• WRITTEN TASK:
Can you reproduce the data beneath, keeping every line exact?

• DATA EXCERPTS:
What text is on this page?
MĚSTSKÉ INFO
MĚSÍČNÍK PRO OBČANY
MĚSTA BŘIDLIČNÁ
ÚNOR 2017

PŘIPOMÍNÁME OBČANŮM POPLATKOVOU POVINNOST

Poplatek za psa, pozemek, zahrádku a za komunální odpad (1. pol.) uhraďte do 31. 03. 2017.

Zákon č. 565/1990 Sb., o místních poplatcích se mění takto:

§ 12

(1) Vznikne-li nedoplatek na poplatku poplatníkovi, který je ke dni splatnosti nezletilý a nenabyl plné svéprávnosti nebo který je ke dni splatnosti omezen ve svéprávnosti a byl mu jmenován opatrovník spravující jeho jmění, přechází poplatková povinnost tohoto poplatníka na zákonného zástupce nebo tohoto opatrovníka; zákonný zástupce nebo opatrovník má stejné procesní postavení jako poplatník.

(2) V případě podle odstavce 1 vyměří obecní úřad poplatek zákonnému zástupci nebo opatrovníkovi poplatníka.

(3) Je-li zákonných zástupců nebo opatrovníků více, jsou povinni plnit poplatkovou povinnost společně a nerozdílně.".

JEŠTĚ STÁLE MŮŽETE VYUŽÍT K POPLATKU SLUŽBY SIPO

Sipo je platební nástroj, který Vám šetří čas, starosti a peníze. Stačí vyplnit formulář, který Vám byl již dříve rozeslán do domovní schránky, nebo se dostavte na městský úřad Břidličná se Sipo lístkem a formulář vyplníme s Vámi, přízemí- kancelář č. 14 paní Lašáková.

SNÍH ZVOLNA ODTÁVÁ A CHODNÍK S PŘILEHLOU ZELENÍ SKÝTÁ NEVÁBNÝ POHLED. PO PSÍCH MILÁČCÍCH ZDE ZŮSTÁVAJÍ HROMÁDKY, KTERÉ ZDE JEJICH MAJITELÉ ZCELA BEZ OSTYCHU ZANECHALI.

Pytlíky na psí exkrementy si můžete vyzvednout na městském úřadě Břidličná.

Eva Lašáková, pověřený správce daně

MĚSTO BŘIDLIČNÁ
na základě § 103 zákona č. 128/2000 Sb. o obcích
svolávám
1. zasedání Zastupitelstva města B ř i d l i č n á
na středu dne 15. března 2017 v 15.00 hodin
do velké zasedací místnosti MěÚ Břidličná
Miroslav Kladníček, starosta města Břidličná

• EXERCISE RESPONSE:
What text is on this page?
MĚSTSKÉ INFO
MĚSÍČNÍK PRO OBČANY
MĚSTA BŘIDLIČNÁ
ÚNOR 2017

PŘIPOMÍNÁME OBČANŮM POPLATKOVOU POVINNOST

Poplatek za psa, pozemek, zahrádku a za komunální odpad (1. pol.) uhraďte do 31. 03. 2017.

Zákon č. 565/1990 Sb., o místních poplatcích se mění takto:

§ 12

(1) Vznikne-li nedoplatek na poplatku poplatníkovi, který je ke dni splatnosti nezletilý a nenabyl plné svéprávnosti nebo který je ke dni splatnosti omezen ve svéprávnosti a byl mu jmenován opatrovník spravující jeho jmění, přechází poplatková povinnost tohoto poplatníka na zákonného zástupce nebo tohoto opatrovníka; zákonný zástupce nebo opatrovník má stejné procesní postavení jako poplatník.

(2) V případě podle odstavce 1 vyměří obecní úřad poplatek zákonnému zástupci nebo opatrovníkovi poplatníka.

(3) Je-li zákonných zástupců nebo opatrovníků více, jsou povinni plnit poplatkovou povinnost společně a nerozdílně.".

JEŠTĚ STÁLE MŮŽETE VYUŽÍT K POPLATKU SLUŽBY SIPO

Sipo je platební nástroj, který Vám šetří čas, starosti a peníze. Stačí vyplnit formulář, který Vám byl již dříve rozeslán do domovní schránky, nebo se dostavte na městský úřad Břidličná se Sipo lístkem a formulář vyplníme s Vámi, přízemí- kancelář č. 14 paní Lašáková.

SNÍH ZVOLNA ODTÁVÁ A CHODNÍK S PŘILEHLOU ZELENÍ SKÝTÁ NEVÁBNÝ POHLED. PO PSÍCH MILÁČCÍCH ZDE ZŮSTÁVAJÍ HROMÁDKY, KTERÉ ZDE JEJICH MAJITELÉ ZCELA BEZ OSTYCHU ZANECHALI.

Pytlíky na psí exkrementy si můžete vyzvednout na městském úřadě Břidličná.

Eva Lašáková, pověřený správce daně

MĚSTO BŘIDLIČNÁ
na základě § 103 zákona č. 128/2000 Sb. o obcích
svolávám
1. zasedání Zastupitelstva města B ř i d l i č n á
na středu dne 15. března 2017 v 15.00 hodin
do velké zasedací místnosti MěÚ Břidličná
Miroslav Kladníček, starosta města Břidličná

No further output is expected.